— start —

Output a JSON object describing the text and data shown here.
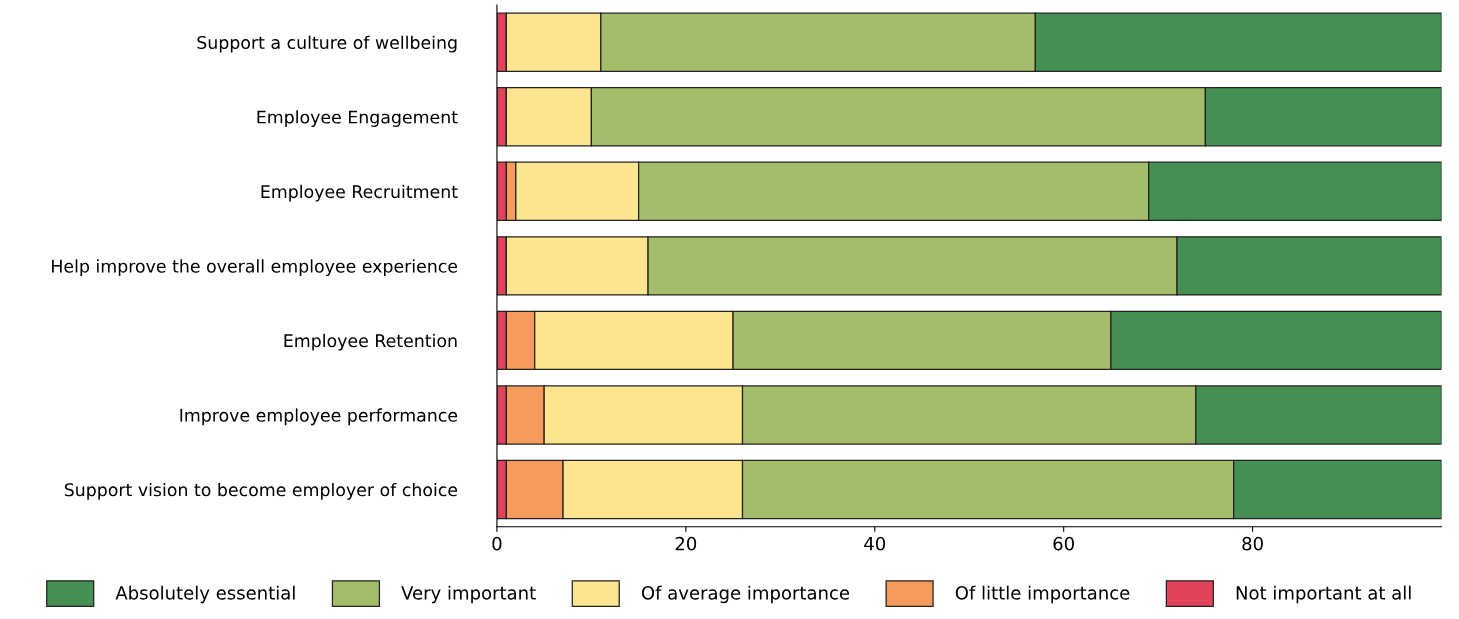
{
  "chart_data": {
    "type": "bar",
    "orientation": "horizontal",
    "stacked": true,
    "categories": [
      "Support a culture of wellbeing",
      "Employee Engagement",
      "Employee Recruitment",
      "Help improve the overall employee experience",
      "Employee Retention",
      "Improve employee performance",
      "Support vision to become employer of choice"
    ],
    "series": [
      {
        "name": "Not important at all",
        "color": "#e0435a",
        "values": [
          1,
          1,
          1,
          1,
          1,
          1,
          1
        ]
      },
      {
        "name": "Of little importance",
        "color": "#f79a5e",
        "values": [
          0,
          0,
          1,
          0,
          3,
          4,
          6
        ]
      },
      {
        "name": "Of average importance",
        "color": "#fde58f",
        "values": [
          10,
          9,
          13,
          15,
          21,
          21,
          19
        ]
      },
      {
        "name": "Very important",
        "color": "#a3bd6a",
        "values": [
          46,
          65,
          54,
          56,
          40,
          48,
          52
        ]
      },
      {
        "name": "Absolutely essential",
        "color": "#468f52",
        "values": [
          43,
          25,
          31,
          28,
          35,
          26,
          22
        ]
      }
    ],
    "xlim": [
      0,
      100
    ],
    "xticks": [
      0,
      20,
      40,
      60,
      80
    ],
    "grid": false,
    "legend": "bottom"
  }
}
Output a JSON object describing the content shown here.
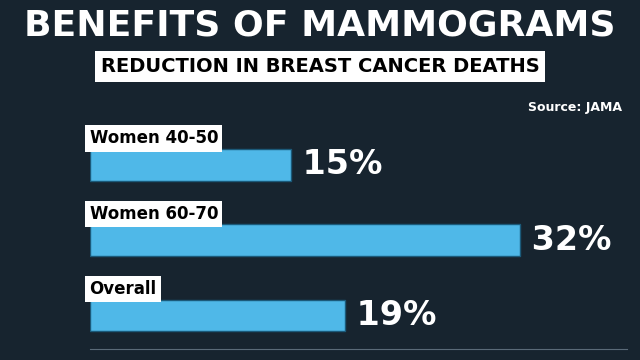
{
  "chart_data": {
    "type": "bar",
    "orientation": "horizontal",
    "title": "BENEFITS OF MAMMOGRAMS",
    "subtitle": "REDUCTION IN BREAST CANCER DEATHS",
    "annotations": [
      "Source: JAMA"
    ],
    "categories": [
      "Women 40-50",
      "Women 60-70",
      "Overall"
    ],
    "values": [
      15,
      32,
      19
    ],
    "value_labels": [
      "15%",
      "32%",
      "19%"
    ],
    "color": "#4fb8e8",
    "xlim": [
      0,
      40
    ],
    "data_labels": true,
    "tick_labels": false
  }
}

— end —

● **SHORT TASK**: Exclude the pictures, and transcribe all of the material exactly.

● **SOLUTION TO THIS TASK**:
Output a JSON object describing the text and data shown here.
{
  "chart_data": {
    "type": "bar",
    "orientation": "horizontal",
    "stacked": true,
    "categories": [
      "Support a culture of wellbeing",
      "Employee Engagement",
      "Employee Recruitment",
      "Help improve the overall employee experience",
      "Employee Retention",
      "Improve employee performance",
      "Support vision to become employer of choice"
    ],
    "series": [
      {
        "name": "Not important at all",
        "color": "#e0435a",
        "values": [
          1,
          1,
          1,
          1,
          1,
          1,
          1
        ]
      },
      {
        "name": "Of little importance",
        "color": "#f79a5e",
        "values": [
          0,
          0,
          1,
          0,
          3,
          4,
          6
        ]
      },
      {
        "name": "Of average importance",
        "color": "#fde58f",
        "values": [
          10,
          9,
          13,
          15,
          21,
          21,
          19
        ]
      },
      {
        "name": "Very important",
        "color": "#a3bd6a",
        "values": [
          46,
          65,
          54,
          56,
          40,
          48,
          52
        ]
      },
      {
        "name": "Absolutely essential",
        "color": "#468f52",
        "values": [
          43,
          25,
          31,
          28,
          35,
          26,
          22
        ]
      }
    ],
    "xlim": [
      0,
      100
    ],
    "xticks": [
      0,
      20,
      40,
      60,
      80
    ],
    "grid": false,
    "legend": "bottom"
  }
}
Output a JSON object describing the content shown here.
{
  "chart_data": {
    "type": "bar",
    "orientation": "horizontal",
    "title": "BENEFITS OF MAMMOGRAMS",
    "subtitle": "REDUCTION IN BREAST CANCER DEATHS",
    "annotations": [
      "Source: JAMA"
    ],
    "categories": [
      "Women 40-50",
      "Women 60-70",
      "Overall"
    ],
    "values": [
      15,
      32,
      19
    ],
    "value_labels": [
      "15%",
      "32%",
      "19%"
    ],
    "color": "#4fb8e8",
    "xlim": [
      0,
      40
    ],
    "data_labels": true,
    "tick_labels": false
  }
}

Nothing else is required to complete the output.